- _Figure record extracts_:
========
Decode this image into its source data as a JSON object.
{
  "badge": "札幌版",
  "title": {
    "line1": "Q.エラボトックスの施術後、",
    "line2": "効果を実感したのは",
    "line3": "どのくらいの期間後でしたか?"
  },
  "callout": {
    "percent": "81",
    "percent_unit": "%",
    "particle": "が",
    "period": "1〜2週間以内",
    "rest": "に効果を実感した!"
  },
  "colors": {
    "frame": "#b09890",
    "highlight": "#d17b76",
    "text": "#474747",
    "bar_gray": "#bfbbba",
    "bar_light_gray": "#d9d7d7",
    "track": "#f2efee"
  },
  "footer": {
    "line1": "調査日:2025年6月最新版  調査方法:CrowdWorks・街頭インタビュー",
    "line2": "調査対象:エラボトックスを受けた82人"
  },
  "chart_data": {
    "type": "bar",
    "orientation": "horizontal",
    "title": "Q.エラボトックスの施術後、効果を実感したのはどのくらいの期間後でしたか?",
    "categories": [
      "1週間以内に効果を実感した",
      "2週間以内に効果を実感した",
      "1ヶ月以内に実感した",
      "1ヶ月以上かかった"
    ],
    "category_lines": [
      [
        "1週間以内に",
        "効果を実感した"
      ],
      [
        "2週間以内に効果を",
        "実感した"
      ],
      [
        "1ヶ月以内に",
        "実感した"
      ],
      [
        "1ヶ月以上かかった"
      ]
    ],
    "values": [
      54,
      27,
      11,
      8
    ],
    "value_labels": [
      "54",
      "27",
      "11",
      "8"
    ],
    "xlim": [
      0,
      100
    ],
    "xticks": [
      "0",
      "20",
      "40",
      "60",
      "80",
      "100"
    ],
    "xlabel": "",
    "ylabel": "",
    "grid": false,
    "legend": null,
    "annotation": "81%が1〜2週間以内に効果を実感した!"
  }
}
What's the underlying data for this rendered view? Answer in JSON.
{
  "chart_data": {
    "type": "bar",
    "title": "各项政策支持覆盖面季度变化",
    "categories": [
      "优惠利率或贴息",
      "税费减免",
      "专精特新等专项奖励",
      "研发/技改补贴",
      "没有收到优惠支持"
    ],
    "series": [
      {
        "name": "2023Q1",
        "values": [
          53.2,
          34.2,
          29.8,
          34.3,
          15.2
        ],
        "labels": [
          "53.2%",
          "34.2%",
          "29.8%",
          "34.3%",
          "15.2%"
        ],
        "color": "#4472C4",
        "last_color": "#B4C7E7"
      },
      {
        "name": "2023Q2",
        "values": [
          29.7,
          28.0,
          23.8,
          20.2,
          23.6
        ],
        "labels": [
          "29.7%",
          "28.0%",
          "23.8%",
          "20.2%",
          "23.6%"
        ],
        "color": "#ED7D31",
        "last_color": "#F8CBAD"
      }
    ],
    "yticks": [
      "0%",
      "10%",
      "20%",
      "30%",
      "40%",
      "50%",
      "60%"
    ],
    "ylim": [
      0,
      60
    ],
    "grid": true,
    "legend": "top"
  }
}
========
- _REQUIREMENT_: Extract every line from the one with "What's the underlying" down to the final line above, both included, exactly as written.

- _EXERCISE OUTPUT_:
What's the underlying data for this rendered view? Answer in JSON.
{
  "chart_data": {
    "type": "bar",
    "title": "各项政策支持覆盖面季度变化",
    "categories": [
      "优惠利率或贴息",
      "税费减免",
      "专精特新等专项奖励",
      "研发/技改补贴",
      "没有收到优惠支持"
    ],
    "series": [
      {
        "name": "2023Q1",
        "values": [
          53.2,
          34.2,
          29.8,
          34.3,
          15.2
        ],
        "labels": [
          "53.2%",
          "34.2%",
          "29.8%",
          "34.3%",
          "15.2%"
        ],
        "color": "#4472C4",
        "last_color": "#B4C7E7"
      },
      {
        "name": "2023Q2",
        "values": [
          29.7,
          28.0,
          23.8,
          20.2,
          23.6
        ],
        "labels": [
          "29.7%",
          "28.0%",
          "23.8%",
          "20.2%",
          "23.6%"
        ],
        "color": "#ED7D31",
        "last_color": "#F8CBAD"
      }
    ],
    "yticks": [
      "0%",
      "10%",
      "20%",
      "30%",
      "40%",
      "50%",
      "60%"
    ],
    "ylim": [
      0,
      60
    ],
    "grid": true,
    "legend": "top"
  }
}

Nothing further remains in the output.